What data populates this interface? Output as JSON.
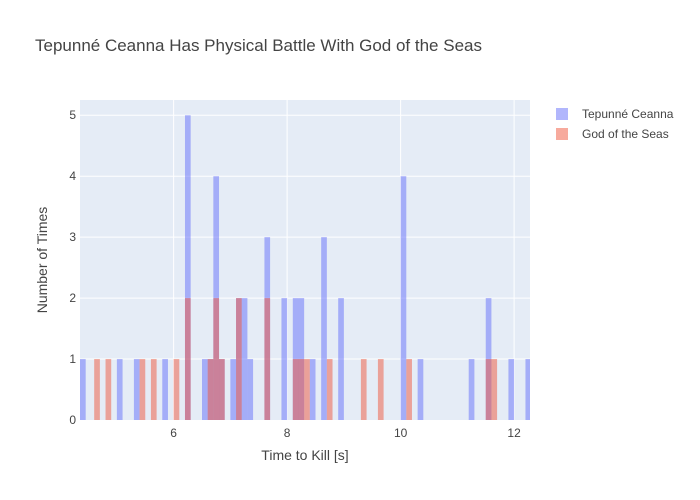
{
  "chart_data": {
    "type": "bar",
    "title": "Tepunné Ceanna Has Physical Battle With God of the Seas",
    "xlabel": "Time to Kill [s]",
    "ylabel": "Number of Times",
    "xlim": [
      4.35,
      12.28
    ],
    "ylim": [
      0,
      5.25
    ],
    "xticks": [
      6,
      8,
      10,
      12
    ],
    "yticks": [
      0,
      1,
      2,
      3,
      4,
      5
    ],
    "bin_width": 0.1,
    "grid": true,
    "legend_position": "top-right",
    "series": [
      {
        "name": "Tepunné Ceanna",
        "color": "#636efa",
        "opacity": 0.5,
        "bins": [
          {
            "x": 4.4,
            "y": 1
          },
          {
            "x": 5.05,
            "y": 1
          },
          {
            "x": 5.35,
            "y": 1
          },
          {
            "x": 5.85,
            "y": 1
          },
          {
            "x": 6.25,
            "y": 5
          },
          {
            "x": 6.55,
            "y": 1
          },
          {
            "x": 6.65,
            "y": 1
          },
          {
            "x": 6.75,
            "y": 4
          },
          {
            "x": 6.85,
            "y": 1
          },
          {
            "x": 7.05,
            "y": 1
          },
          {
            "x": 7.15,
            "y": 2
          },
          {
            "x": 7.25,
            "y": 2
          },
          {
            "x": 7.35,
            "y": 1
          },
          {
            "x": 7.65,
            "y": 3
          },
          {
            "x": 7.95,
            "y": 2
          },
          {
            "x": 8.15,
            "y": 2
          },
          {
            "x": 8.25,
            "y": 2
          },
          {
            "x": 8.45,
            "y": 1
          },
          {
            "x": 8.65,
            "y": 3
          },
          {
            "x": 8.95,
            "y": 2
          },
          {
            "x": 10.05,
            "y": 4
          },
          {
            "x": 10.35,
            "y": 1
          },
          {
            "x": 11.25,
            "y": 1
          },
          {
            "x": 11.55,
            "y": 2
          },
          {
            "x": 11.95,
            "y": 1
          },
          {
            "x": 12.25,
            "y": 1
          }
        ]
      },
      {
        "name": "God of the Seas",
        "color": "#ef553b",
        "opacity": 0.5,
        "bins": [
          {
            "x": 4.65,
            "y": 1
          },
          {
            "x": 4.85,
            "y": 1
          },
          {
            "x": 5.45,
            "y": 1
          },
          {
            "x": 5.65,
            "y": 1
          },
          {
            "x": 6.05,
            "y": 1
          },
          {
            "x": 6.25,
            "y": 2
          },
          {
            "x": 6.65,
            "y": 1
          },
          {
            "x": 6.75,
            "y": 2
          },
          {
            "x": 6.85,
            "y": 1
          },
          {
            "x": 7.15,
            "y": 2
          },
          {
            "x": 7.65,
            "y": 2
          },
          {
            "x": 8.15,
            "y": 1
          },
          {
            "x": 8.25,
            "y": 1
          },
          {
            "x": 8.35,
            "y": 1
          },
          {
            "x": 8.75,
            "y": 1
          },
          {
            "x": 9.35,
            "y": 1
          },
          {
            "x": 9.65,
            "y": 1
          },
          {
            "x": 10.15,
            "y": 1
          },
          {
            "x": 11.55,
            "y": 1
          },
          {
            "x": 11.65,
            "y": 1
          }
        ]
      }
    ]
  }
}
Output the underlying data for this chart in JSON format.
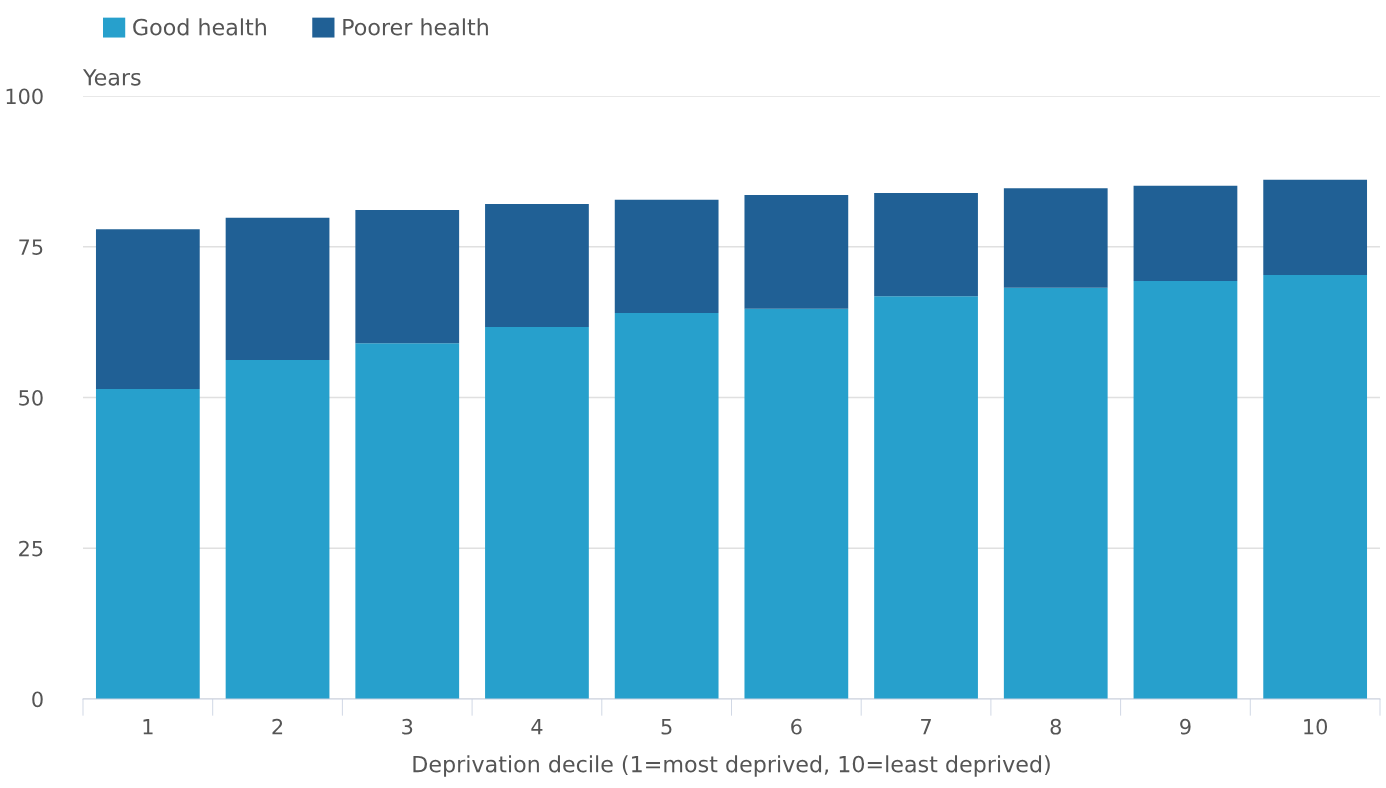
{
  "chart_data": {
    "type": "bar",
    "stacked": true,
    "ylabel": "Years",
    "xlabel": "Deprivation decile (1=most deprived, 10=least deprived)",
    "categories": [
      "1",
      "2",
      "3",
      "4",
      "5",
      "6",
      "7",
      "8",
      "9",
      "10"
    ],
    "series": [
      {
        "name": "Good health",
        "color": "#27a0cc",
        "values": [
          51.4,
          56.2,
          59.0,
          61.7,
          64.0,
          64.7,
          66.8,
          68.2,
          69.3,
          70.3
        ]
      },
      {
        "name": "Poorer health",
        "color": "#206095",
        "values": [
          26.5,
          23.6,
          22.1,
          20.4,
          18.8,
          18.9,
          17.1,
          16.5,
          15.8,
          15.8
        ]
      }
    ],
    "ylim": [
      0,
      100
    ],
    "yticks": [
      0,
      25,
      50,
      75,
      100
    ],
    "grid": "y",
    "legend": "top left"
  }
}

### PROBLEM TO WORK ON
Find the lines that include the string "health", then copy each of them.

### SOLUTION FOR THIS EXERCISE
        "name": "Good health",
        "name": "Poorer health",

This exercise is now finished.